▸ **Task**: Look through the material and copy each line holding "color".

▸ **Record set**:
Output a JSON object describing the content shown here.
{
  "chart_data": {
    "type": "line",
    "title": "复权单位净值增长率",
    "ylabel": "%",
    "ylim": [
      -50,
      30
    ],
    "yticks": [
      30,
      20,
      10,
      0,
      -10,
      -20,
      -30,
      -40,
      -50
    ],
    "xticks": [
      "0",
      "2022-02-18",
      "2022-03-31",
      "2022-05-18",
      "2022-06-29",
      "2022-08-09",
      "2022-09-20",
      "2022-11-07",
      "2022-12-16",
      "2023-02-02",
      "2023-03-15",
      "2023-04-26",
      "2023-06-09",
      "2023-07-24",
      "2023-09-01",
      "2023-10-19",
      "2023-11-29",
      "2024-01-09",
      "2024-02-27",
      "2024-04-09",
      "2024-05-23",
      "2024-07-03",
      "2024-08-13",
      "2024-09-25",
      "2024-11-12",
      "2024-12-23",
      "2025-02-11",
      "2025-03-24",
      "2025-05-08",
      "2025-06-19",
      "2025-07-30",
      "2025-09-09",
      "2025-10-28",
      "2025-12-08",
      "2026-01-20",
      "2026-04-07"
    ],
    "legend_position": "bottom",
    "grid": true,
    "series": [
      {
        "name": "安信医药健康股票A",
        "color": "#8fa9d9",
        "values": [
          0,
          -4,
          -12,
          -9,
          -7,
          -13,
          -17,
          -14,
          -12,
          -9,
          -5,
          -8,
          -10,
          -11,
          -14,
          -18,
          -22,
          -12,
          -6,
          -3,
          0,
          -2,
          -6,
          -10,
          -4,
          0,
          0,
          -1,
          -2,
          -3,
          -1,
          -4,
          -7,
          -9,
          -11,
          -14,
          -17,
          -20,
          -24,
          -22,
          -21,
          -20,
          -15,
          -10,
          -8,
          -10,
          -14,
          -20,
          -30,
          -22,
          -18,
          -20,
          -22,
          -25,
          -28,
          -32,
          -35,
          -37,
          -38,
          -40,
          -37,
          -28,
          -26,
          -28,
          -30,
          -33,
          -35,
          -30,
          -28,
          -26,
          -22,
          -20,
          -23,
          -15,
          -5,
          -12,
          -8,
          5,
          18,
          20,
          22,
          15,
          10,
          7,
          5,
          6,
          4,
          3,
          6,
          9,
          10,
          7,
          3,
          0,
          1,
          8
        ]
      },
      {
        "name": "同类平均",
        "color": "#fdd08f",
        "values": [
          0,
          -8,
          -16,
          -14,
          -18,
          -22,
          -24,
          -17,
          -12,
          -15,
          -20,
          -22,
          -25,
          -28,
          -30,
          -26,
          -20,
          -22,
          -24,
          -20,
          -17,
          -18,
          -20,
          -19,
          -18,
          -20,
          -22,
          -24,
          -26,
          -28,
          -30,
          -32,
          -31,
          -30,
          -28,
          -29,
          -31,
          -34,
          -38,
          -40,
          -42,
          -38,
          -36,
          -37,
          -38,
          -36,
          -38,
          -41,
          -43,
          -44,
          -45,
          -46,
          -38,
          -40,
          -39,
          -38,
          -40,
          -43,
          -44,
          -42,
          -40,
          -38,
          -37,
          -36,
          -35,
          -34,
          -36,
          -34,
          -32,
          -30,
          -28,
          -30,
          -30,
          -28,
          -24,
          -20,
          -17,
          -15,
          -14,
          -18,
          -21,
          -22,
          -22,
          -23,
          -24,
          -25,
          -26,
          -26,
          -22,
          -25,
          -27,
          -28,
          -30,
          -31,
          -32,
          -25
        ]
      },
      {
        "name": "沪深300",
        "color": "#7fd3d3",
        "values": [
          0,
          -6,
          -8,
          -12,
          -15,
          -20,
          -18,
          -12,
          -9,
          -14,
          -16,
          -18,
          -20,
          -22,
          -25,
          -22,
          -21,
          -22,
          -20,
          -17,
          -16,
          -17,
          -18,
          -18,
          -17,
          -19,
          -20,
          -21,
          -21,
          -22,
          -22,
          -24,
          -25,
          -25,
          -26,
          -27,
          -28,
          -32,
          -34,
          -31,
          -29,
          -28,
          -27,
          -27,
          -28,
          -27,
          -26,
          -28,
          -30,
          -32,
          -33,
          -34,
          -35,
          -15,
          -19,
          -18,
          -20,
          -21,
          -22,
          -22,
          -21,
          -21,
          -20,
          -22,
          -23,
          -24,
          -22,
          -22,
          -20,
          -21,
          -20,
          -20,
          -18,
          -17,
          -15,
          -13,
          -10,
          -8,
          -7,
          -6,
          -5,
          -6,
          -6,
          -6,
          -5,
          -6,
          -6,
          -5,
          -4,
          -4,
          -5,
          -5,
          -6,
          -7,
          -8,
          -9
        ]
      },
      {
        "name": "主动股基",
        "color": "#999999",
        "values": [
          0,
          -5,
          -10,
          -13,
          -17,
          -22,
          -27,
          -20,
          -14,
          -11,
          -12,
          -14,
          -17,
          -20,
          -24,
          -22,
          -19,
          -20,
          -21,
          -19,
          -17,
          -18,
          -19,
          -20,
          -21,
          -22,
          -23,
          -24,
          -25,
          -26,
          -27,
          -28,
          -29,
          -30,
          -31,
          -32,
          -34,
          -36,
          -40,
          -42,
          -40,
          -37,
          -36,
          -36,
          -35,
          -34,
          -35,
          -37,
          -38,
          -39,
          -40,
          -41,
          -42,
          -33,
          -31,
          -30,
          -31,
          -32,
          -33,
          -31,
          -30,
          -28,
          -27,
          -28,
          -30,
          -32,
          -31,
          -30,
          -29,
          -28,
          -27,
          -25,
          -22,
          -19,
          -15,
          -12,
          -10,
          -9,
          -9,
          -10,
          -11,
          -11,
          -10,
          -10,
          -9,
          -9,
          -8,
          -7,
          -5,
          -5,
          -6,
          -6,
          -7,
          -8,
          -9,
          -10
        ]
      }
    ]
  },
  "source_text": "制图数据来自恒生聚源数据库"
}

==

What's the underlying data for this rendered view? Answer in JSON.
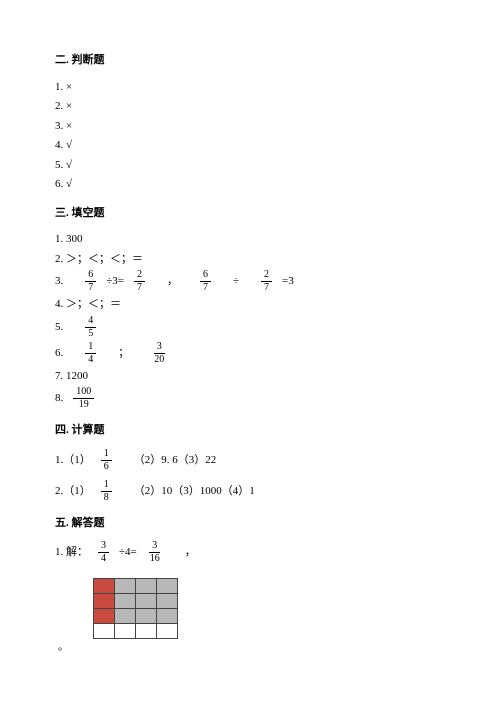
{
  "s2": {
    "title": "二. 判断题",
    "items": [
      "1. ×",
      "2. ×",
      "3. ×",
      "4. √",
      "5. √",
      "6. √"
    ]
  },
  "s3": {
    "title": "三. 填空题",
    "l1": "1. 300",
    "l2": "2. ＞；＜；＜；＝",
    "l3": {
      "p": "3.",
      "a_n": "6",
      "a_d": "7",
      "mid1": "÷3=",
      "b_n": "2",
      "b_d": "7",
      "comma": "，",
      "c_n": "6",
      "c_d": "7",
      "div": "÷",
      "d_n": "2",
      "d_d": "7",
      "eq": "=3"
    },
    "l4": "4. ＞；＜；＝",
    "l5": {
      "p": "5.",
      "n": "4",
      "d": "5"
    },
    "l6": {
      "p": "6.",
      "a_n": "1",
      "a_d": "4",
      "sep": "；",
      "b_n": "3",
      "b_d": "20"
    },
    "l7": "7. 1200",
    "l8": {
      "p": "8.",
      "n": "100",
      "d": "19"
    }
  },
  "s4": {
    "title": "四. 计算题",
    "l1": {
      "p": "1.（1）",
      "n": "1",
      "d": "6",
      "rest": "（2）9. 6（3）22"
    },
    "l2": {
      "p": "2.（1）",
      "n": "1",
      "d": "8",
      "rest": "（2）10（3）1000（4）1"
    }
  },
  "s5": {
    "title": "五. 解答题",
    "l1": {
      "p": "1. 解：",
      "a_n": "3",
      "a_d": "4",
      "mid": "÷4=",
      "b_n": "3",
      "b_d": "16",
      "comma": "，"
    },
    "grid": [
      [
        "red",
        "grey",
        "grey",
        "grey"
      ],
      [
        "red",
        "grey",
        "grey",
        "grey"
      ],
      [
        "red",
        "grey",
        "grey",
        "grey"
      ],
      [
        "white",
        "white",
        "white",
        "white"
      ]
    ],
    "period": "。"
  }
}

▸ **Task result**:
        "color": "#8fa9d9",
        "color": "#fdd08f",
        "color": "#7fd3d3",
        "color": "#999999",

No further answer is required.